**THE PROBLEM**
Pull out every row below that contains the string "mention" and copy each of those lines in full. Case counts.

★ ★ ★ ★ ★

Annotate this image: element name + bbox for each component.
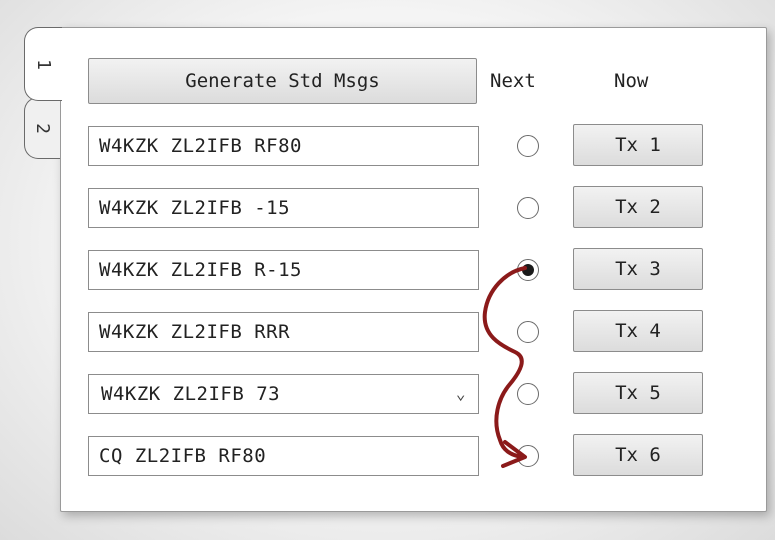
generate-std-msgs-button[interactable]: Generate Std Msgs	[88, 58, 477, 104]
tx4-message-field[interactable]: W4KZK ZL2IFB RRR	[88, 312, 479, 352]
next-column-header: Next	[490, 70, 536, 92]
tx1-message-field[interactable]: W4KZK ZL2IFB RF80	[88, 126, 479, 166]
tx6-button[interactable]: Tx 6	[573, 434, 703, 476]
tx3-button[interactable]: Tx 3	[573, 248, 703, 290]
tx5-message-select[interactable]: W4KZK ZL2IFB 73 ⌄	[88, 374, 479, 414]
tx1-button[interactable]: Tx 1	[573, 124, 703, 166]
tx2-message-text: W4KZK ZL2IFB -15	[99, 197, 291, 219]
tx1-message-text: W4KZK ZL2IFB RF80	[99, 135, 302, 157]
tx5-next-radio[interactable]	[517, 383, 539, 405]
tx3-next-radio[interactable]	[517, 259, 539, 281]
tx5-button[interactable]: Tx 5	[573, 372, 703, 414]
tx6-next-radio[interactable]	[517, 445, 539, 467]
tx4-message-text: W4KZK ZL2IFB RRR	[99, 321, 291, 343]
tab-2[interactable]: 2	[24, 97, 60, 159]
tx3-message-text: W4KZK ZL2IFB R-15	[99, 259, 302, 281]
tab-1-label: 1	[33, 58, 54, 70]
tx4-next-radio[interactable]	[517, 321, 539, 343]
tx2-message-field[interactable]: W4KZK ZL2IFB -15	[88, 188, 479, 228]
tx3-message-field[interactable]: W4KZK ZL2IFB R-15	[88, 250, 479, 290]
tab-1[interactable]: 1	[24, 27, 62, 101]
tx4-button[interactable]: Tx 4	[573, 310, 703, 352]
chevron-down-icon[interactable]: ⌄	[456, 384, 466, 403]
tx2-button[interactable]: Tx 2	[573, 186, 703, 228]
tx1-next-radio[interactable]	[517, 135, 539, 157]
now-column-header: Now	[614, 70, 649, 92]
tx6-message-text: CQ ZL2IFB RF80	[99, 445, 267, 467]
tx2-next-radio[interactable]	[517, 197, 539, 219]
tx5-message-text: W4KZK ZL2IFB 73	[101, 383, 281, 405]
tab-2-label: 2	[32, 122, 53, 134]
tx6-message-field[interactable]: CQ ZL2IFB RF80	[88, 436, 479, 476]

★ ★ ★ ★ ★

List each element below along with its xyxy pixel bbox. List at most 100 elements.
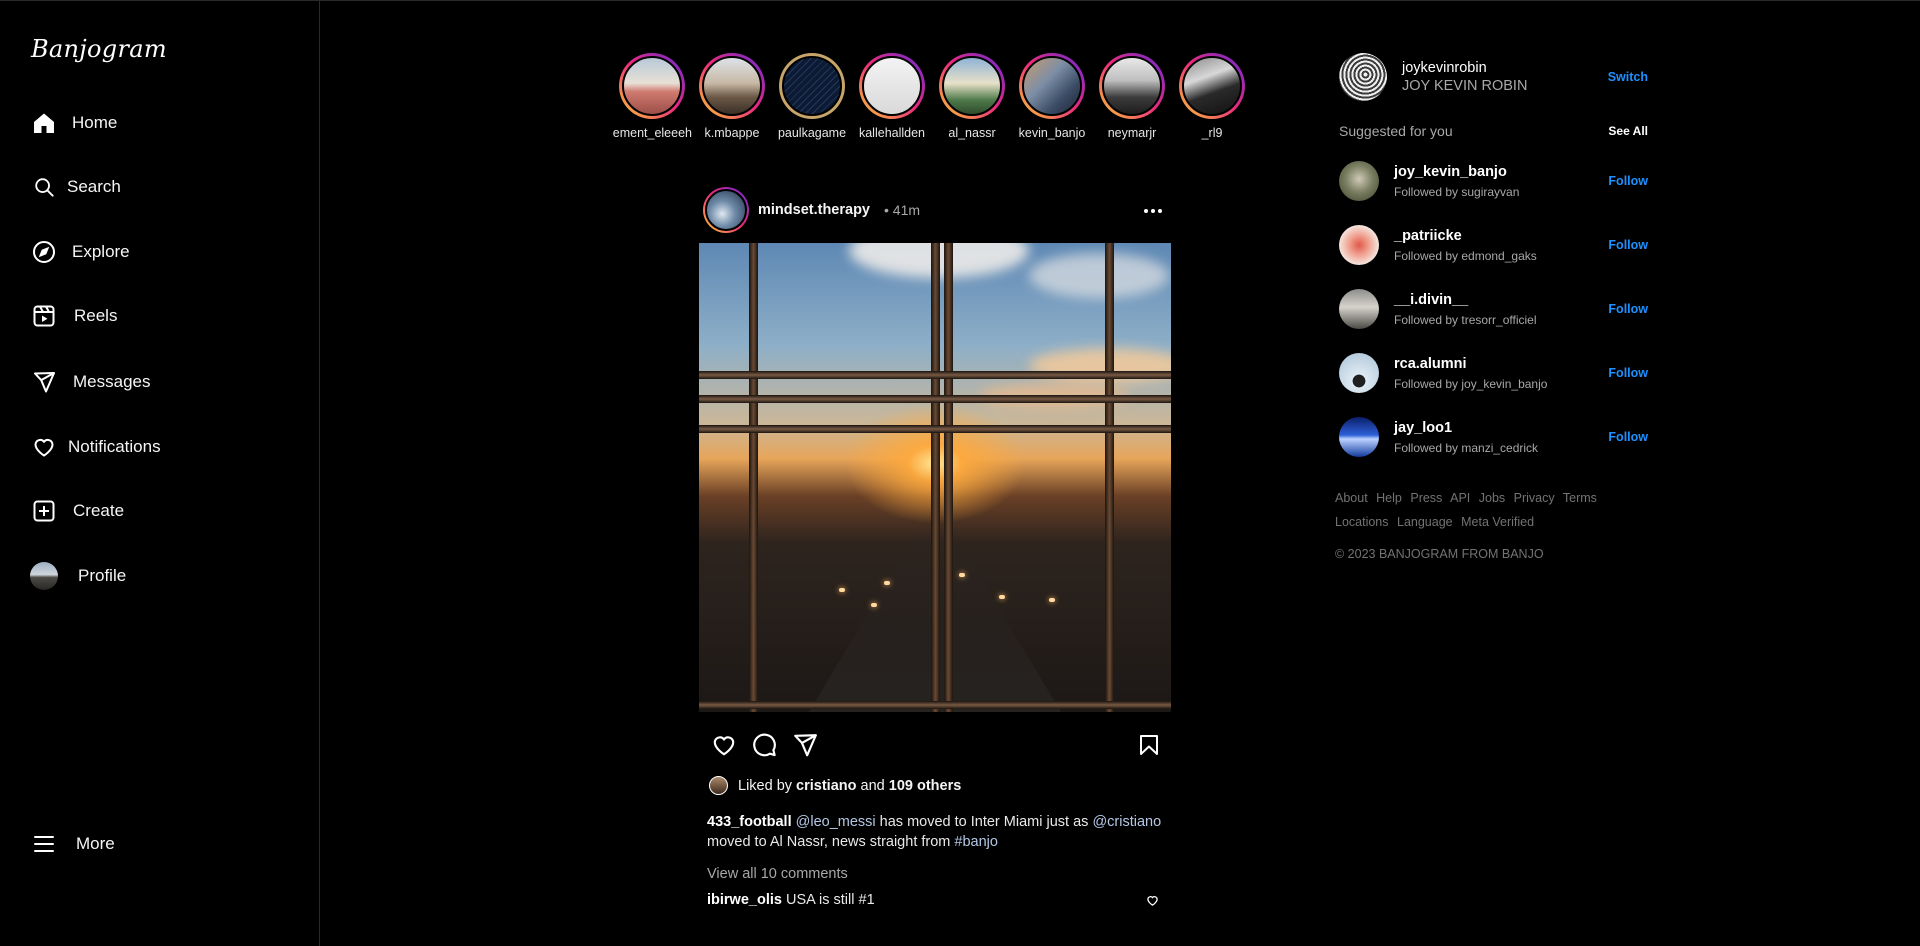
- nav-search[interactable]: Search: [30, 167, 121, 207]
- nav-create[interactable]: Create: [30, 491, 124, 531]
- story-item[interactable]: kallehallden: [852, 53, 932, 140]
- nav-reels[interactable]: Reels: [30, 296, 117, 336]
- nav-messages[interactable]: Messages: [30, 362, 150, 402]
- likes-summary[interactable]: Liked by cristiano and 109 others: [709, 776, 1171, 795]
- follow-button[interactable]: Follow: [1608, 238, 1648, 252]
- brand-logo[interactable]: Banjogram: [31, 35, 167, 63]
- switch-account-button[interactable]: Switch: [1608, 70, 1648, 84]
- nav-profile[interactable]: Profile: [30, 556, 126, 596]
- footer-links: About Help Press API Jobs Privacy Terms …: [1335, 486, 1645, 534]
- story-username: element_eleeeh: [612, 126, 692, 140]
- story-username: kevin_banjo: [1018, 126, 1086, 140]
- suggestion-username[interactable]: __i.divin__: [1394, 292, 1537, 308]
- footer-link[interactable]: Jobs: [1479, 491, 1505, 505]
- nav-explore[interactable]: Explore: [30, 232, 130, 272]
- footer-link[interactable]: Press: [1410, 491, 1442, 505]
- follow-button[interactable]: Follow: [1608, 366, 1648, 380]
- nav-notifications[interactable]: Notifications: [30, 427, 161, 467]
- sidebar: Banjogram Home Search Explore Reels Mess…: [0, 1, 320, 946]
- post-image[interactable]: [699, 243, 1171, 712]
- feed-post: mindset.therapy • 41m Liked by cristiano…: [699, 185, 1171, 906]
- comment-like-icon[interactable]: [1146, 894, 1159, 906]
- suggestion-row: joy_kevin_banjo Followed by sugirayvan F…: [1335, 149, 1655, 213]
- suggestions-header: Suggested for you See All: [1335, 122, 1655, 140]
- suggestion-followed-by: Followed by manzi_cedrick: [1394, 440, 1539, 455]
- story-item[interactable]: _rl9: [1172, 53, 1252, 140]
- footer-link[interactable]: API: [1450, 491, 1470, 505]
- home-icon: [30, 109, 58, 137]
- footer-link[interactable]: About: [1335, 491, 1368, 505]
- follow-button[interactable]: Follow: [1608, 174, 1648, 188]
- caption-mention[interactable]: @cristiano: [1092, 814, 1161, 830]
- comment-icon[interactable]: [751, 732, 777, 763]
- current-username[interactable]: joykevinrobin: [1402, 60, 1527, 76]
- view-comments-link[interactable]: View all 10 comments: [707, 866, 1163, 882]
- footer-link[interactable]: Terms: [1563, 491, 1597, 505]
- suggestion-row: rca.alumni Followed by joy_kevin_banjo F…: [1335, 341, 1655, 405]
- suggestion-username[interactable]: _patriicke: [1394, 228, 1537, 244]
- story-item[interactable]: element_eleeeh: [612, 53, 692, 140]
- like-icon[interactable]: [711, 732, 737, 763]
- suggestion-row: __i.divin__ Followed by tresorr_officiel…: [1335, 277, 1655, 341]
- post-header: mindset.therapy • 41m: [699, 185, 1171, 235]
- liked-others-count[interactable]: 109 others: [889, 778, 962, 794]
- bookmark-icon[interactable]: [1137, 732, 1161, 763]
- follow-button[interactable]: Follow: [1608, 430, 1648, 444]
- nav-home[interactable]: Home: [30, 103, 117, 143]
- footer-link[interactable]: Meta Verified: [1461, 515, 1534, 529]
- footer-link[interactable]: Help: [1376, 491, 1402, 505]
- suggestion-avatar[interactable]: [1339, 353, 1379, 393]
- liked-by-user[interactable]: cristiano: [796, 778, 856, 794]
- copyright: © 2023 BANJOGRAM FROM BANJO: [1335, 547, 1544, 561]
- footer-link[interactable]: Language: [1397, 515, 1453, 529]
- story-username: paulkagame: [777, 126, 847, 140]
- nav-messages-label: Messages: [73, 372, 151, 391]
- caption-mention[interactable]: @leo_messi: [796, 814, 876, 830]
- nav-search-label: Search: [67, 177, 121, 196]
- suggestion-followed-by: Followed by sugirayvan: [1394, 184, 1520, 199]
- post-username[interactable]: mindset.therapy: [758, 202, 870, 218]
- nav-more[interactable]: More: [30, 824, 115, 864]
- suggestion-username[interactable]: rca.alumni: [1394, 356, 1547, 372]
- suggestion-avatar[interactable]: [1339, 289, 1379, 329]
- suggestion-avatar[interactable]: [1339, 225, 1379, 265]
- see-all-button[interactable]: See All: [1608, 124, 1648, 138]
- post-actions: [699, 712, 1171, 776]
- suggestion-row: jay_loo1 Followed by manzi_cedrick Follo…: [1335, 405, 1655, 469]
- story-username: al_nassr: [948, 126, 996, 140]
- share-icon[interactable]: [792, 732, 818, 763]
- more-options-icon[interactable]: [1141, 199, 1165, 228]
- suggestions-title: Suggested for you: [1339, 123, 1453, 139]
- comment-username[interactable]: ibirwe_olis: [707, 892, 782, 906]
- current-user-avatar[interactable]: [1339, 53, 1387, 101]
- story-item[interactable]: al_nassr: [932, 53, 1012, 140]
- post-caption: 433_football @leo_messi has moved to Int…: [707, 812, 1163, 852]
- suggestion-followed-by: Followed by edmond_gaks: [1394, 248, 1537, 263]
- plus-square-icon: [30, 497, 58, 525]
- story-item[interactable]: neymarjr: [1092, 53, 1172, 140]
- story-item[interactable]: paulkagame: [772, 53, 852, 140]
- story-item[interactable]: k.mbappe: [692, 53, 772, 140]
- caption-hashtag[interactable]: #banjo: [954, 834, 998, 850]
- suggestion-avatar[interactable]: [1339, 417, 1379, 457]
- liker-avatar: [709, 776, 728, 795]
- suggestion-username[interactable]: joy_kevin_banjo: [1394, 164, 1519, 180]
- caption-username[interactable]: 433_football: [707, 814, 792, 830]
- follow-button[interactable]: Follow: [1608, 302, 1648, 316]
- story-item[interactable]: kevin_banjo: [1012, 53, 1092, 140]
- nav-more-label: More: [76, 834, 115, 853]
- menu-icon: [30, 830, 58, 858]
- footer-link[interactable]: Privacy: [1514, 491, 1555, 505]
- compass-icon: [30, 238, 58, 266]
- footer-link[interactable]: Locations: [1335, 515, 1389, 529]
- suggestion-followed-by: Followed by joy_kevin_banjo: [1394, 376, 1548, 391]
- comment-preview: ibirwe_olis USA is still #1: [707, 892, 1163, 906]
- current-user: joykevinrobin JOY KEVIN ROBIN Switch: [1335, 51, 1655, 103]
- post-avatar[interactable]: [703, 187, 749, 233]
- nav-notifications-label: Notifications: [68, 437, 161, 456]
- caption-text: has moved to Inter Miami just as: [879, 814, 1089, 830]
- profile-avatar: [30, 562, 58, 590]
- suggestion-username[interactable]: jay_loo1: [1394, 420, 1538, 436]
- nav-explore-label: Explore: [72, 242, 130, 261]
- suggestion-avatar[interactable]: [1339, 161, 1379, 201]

★ ★ ★ ★ ★

**EXERCISE OUTPUT**
- caption-mention[interactable]: @cristiano: [1092, 814, 1161, 830]
- caption-mention[interactable]: @leo_messi: [796, 814, 876, 830]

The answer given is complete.